» INFORMATION GIVEN
+--

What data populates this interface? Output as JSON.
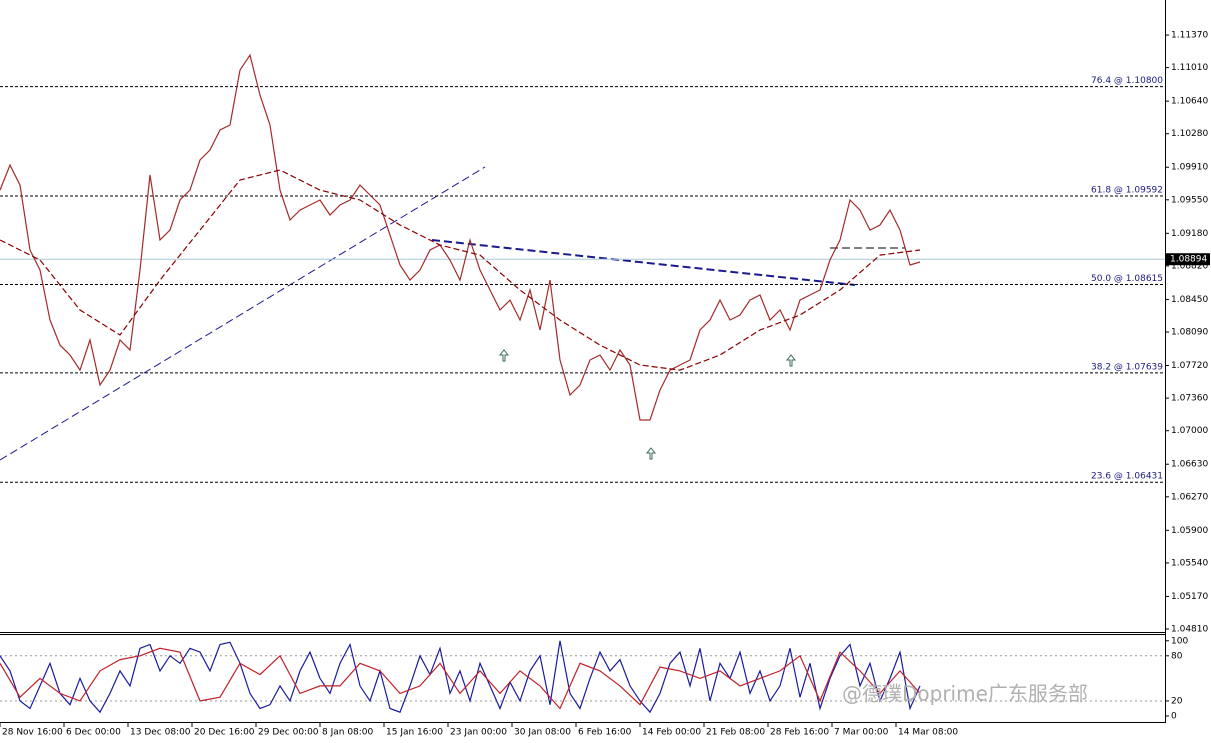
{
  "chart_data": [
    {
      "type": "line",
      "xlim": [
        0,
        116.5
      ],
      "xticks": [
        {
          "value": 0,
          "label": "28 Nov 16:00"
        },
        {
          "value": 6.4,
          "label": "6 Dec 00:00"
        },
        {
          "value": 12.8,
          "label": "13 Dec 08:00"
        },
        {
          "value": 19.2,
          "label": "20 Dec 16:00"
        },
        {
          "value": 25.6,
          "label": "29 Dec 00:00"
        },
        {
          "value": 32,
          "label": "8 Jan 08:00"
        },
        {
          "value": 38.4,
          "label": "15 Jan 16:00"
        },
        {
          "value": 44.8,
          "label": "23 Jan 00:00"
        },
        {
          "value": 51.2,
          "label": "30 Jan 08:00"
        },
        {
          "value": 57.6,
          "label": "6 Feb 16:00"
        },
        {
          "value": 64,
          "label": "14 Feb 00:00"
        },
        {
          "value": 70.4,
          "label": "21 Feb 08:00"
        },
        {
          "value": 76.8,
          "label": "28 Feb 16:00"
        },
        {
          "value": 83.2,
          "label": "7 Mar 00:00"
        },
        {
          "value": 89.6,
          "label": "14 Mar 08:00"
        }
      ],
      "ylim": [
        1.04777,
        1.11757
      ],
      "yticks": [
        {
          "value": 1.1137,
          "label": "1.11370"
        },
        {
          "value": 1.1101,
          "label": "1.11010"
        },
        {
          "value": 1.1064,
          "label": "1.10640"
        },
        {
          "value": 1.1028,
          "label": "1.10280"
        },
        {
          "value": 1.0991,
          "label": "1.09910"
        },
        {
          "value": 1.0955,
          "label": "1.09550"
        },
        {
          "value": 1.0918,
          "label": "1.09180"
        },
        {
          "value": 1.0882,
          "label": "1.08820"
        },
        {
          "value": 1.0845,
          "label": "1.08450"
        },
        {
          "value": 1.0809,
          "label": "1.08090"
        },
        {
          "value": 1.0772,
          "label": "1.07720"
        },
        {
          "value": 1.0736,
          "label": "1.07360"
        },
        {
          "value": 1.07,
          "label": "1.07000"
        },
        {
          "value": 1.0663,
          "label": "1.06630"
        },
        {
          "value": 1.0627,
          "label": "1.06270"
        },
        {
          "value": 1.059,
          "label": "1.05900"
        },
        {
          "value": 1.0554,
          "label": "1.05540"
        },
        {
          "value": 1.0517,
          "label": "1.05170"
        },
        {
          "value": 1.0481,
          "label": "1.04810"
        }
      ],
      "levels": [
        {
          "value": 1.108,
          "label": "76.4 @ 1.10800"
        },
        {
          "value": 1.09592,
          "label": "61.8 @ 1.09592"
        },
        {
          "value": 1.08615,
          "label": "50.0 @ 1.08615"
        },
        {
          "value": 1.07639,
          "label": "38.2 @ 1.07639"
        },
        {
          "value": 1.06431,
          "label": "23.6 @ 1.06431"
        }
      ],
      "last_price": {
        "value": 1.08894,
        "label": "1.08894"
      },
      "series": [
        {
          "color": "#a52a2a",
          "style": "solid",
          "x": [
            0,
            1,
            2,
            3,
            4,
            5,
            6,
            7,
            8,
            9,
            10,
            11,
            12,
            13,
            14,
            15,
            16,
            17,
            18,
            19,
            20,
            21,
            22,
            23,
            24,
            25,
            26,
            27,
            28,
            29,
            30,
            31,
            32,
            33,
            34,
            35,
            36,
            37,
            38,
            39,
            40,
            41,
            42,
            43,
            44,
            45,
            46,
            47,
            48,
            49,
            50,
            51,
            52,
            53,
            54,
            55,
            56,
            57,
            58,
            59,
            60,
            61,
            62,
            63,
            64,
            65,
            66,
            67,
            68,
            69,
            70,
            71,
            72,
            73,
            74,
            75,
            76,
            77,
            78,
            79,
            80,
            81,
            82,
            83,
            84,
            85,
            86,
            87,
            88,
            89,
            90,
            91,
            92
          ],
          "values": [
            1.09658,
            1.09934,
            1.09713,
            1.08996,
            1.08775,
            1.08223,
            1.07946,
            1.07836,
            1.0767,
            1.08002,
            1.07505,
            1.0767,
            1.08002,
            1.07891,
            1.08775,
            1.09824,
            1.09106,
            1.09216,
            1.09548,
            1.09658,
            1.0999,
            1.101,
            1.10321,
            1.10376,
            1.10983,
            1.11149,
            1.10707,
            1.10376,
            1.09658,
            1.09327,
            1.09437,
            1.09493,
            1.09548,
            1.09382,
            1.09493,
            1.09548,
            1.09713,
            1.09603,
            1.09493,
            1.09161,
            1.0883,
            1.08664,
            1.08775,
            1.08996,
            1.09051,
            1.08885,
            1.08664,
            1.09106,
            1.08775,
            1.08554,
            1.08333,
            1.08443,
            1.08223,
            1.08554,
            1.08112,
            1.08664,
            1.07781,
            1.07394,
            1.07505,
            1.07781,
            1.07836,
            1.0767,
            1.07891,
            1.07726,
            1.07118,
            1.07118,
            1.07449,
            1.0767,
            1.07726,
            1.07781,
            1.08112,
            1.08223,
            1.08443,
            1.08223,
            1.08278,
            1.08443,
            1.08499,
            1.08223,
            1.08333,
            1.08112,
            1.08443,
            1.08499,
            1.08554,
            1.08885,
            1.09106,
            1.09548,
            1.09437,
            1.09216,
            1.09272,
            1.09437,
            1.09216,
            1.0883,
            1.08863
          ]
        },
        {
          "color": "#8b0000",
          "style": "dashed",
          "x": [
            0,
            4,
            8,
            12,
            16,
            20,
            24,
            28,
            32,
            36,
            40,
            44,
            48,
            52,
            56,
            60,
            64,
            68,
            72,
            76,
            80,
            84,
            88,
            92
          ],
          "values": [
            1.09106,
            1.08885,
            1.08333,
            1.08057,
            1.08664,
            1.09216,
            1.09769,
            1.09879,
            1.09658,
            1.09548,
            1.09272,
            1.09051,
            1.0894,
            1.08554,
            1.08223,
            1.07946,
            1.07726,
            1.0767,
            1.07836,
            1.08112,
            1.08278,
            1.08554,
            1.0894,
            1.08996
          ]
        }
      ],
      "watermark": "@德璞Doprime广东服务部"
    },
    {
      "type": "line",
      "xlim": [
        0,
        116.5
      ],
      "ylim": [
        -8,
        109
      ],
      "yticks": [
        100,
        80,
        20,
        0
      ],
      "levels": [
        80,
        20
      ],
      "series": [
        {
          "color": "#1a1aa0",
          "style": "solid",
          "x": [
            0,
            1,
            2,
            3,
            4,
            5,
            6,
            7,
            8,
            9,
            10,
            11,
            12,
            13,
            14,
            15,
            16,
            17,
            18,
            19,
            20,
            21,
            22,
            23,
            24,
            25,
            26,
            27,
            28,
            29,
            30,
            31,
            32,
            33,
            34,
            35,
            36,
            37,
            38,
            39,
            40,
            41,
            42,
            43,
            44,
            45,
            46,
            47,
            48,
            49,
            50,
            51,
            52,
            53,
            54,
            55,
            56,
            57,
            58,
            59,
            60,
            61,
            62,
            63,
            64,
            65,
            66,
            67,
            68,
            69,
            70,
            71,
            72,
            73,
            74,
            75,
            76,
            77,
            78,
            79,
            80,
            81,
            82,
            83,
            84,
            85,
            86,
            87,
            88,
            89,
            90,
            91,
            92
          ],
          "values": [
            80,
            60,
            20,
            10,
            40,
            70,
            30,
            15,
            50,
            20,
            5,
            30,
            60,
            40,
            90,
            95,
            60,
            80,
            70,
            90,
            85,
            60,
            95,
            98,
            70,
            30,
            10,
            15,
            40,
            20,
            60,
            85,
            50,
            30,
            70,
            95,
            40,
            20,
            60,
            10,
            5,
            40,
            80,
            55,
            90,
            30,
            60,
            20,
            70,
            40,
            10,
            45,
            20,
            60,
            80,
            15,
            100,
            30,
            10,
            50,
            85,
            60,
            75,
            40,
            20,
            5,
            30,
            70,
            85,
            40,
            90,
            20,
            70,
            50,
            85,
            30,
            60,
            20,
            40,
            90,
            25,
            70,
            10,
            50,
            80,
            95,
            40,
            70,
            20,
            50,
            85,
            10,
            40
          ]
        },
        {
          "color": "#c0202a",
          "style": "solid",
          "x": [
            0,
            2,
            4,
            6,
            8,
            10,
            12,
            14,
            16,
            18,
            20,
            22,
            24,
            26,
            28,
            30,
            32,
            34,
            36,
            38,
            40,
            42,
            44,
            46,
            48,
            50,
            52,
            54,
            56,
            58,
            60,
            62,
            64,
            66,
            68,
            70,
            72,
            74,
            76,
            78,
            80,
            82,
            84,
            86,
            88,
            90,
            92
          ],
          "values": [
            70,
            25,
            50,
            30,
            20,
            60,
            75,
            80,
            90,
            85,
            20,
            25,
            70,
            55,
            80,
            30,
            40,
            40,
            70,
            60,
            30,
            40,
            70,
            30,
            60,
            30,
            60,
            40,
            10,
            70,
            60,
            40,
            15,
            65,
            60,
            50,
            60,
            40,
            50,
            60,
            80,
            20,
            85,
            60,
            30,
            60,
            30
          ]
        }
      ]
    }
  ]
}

+--

Where does the word "color" appear? Return each line that holds it.

» FINISHED TASK
          "color": "#a52a2a",
          "color": "#8b0000",
          "color": "#1a1aa0",
          "color": "#c0202a",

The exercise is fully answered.